▸ QUESTIONS ON THE MATERIAL:
• 1. Answer from the EventPipe serialization text, one line each:
(a) How is offset passed to WriteToBuffer, and by what amount is it advanced?
(b) Into what file does the subsequent code write the packed bytes?
(c) On what does TraceEvent work, according to its general idea?
• 2. Carry the EventPipe serialization text forward, picking up after its last line.

SUPPLIED TEXT Start Marker

Actual serialization

At the core of EventPipeWriteEventGCHeapStats_V2, the core of the code look like this:

    bool success = true;
    success &= WriteToBuffer(GenerationSize0, buffer, offset, size, fixedBuffer);
    success &= WriteToBuffer(TotalPromotedSize0, buffer, offset, size, fixedBuffer);
    success &= WriteToBuffer(GenerationSize1, buffer, offset, size, fixedBuffer);

Although it looks like we are always writing to the same offset, actually, offset is passed by reference and is advanced by the size of the argument. So in reality, this code simply put all of them in sequential order.

template <typename T>
bool WriteToBuffer(const T &value, char *&buffer, size_t& offset, size_t& size, bool &fixedBuffer)
{
    if (sizeof(T) + offset > size)
    {
        if (!ResizeBuffer(buffer, size, offset, size + sizeof(T), fixedBuffer))
            return false;
    }

    memcpy(buffer + offset, (char *)&value, sizeof(T));
    offset += sizeof(T);
    return true;
}

This concludes the serialization of the event into a sequence of bytes. Subsequent code will pack them up and write them into the nettrace file.

TraceEvent Deserialization

The general idea of TraceEvent is that it works on callbacks. It is easiest to understand that by starting from PerfViewGCData.WriteHtmlBody(). The code looks like this:

protected override void WriteHtmlBody(TraceLog dataFile, TextWriter writer, string fileName, TextWriter log)
{
    using (var source = dataFile.Events.GetSource())
    {
        m_gcStats = new Dictionary<int, Microsoft.Diagnostics.Tracing.Analysis.TraceProcess>();
        Microsoft.Diagnostics.Tracing.Analysis.TraceLoadedDotNetRuntimeExtensions.NeedLoadedDotNetRuntimes(source);
        // ...

SUPPLIED TEXT End Marker
SOURCE INFORMATION Start Marker

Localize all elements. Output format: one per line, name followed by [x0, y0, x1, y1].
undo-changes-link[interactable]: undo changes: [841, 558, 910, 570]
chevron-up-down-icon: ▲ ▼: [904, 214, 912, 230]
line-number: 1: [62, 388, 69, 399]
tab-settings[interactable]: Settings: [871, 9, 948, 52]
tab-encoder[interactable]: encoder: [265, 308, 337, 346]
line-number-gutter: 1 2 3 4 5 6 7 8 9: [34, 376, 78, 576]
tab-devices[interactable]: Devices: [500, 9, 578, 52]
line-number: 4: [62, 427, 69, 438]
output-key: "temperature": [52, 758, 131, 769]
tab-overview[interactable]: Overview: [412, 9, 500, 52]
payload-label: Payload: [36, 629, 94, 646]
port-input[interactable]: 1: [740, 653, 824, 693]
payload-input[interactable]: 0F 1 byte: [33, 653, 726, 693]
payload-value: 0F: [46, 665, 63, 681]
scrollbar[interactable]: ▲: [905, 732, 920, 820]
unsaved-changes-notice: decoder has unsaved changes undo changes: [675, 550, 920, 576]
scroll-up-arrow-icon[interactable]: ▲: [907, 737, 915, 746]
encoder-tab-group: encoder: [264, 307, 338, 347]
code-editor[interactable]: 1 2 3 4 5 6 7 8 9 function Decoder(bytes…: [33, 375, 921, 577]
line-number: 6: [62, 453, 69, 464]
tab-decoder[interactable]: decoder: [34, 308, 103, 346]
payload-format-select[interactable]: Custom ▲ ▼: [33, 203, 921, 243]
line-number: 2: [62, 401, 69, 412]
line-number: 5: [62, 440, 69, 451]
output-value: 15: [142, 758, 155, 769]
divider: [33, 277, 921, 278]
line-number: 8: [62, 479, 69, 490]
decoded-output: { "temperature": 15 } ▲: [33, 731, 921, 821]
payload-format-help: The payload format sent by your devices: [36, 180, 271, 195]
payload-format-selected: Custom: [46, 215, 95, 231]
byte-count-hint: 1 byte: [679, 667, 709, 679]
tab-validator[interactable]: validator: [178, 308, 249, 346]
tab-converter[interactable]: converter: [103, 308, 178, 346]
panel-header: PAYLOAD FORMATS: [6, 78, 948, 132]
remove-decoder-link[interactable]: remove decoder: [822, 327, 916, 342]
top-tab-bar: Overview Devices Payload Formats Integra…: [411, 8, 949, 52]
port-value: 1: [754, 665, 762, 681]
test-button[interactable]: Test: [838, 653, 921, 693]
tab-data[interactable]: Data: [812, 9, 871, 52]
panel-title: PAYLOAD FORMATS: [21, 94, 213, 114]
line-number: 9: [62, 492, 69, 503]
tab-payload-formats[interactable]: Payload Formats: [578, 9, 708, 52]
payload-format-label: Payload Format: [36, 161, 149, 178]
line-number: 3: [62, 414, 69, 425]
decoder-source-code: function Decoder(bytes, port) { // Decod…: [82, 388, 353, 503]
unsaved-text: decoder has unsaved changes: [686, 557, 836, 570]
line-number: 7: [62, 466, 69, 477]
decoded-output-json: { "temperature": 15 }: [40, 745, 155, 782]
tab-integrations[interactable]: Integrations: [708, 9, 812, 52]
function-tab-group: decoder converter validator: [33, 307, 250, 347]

SOURCE INFORMATION End Marker

▸ WRITTEN ANSWERS:
• 1.
(a) By reference; it is advanced by the size of the argument.
(b) The nettrace file.
(c) Callbacks.

• 2.
        source.Process();
        // ...
    }
}

To begin with, we setup a source. During the call to NeedLoadedDotNetRuntimes, we will call TraceLoadedDotNetRuntime.SetupCallbacks. This function registers a callback as follow:

source.Clr.GCHeapStats += delegate (GCHeapStatsTraceData data)
{
    var process = data.Process();
    var stats = currentManagedProcess(data);
    TraceGC _gc = TraceGarbageCollector.GetCurrentGC(stats);

    var sizeAfterMB = (data.GenerationSize1 + data.GenerationSize2 + data.GenerationSize3 + data.GenerationSize4) / 1000000.0;
    if (_gc != null)
    {
        _gc.HeapStats = new GCHeapStats()
        {
            // ...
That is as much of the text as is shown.